## Written request
Locate the string "online" in the listing below. Copy every line where it is found.

(Dataset entries)
════════════════
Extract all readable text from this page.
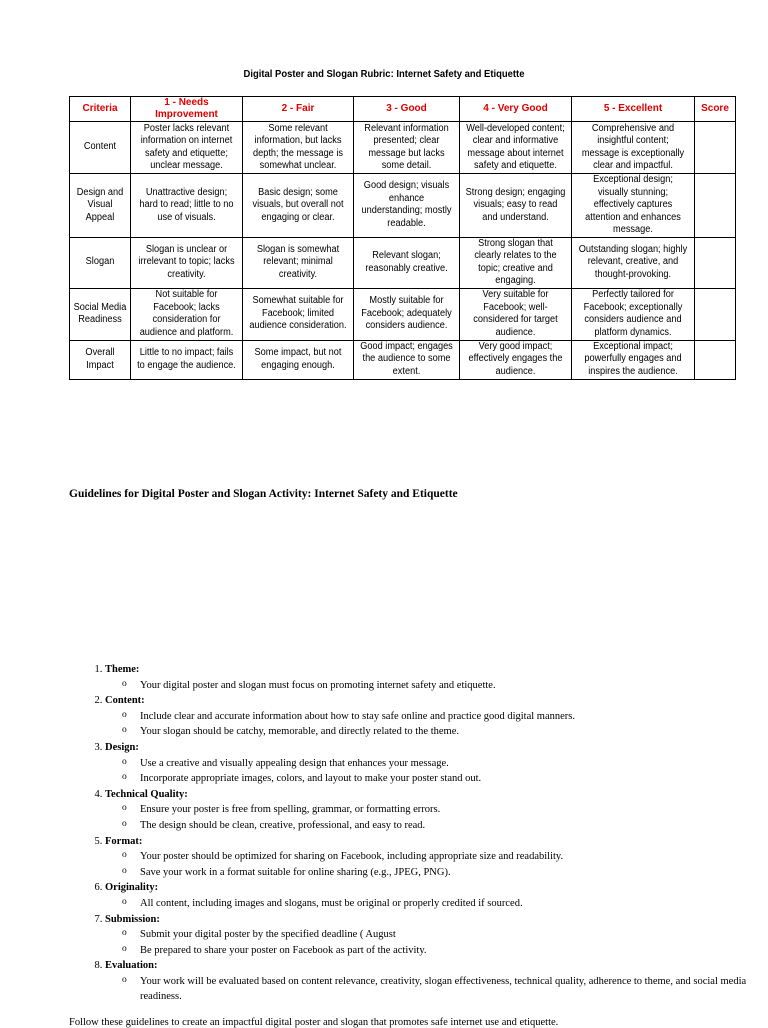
Digital Poster and Slogan Rubric: Internet Safety and Etiquette
Criteria	1 - Needs Improvement	2 - Fair	3 - Good	4 - Very Good	5 - Excellent	Score

Content	Poster lacks relevant information on internet safety and etiquette; unclear message.	Some relevant information, but lacks depth; the message is somewhat unclear.	Relevant information presented; clear message but lacks some detail.	Well-developed content; clear and informative message about internet safety and etiquette.	Comprehensive and insightful content; message is exceptionally clear and impactful.	

Design and Visual Appeal	Unattractive design; hard to read; little to no use of visuals.	Basic design; some visuals, but overall not engaging or clear.	Good design; visuals enhance understanding; mostly readable.	Strong design; engaging visuals; easy to read and understand.	Exceptional design; visually stunning; effectively captures attention and enhances message.	

Slogan	Slogan is unclear or irrelevant to topic; lacks creativity.	Slogan is somewhat relevant; minimal creativity.	Relevant slogan; reasonably creative.	Strong slogan that clearly relates to the topic; creative and engaging.	Outstanding slogan; highly relevant, creative, and thought-provoking.	

Social Media Readiness	Not suitable for Facebook; lacks consideration for audience and platform.	Somewhat suitable for Facebook; limited audience consideration.	Mostly suitable for Facebook; adequately considers audience.	Very suitable for Facebook; well-considered for target audience.	Perfectly tailored for Facebook; exceptionally considers audience and platform dynamics.	

Overall Impact	Little to no impact; fails to engage the audience.	Some impact, but not engaging enough.	Good impact; engages the audience to some extent.	Very good impact; effectively engages the audience.	Exceptional impact; powerfully engages and inspires the audience.	

Guidelines for Digital Poster and Slogan Activity: Internet Safety and Etiquette
1. Theme:
o Your digital poster and slogan must focus on promoting internet safety and etiquette.
2. Content:
o Include clear and accurate information about how to stay safe online and practice good digital manners.
o Your slogan should be catchy, memorable, and directly related to the theme.
3. Design:
o Use a creative and visually appealing design that enhances your message.
o Incorporate appropriate images, colors, and layout to make your poster stand out.
4. Technical Quality:
o Ensure your poster is free from spelling, grammar, or formatting errors.
o The design should be clean, creative, professional, and easy to read.
5. Format:
o Your poster should be optimized for sharing on Facebook, including appropriate size and readability.
o Save your work in a format suitable for online sharing (e.g., JPEG, PNG).
6. Originality:
o All content, including images and slogans, must be original or properly credited if sourced.
7. Submission:
o Submit your digital poster by the specified deadline ( August
o Be prepared to share your poster on Facebook as part of the activity.
8. Evaluation:
o Your work will be evaluated based on content relevance, creativity, slogan effectiveness, technical quality, adherence to theme, and social media readiness.
Follow these guidelines to create an impactful digital poster and slogan that promotes safe internet use and etiquette.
════════════════
## The output
o Include clear and accurate information about how to stay safe online and practice good digital manners.
o Save your work in a format suitable for online sharing (e.g., JPEG, PNG).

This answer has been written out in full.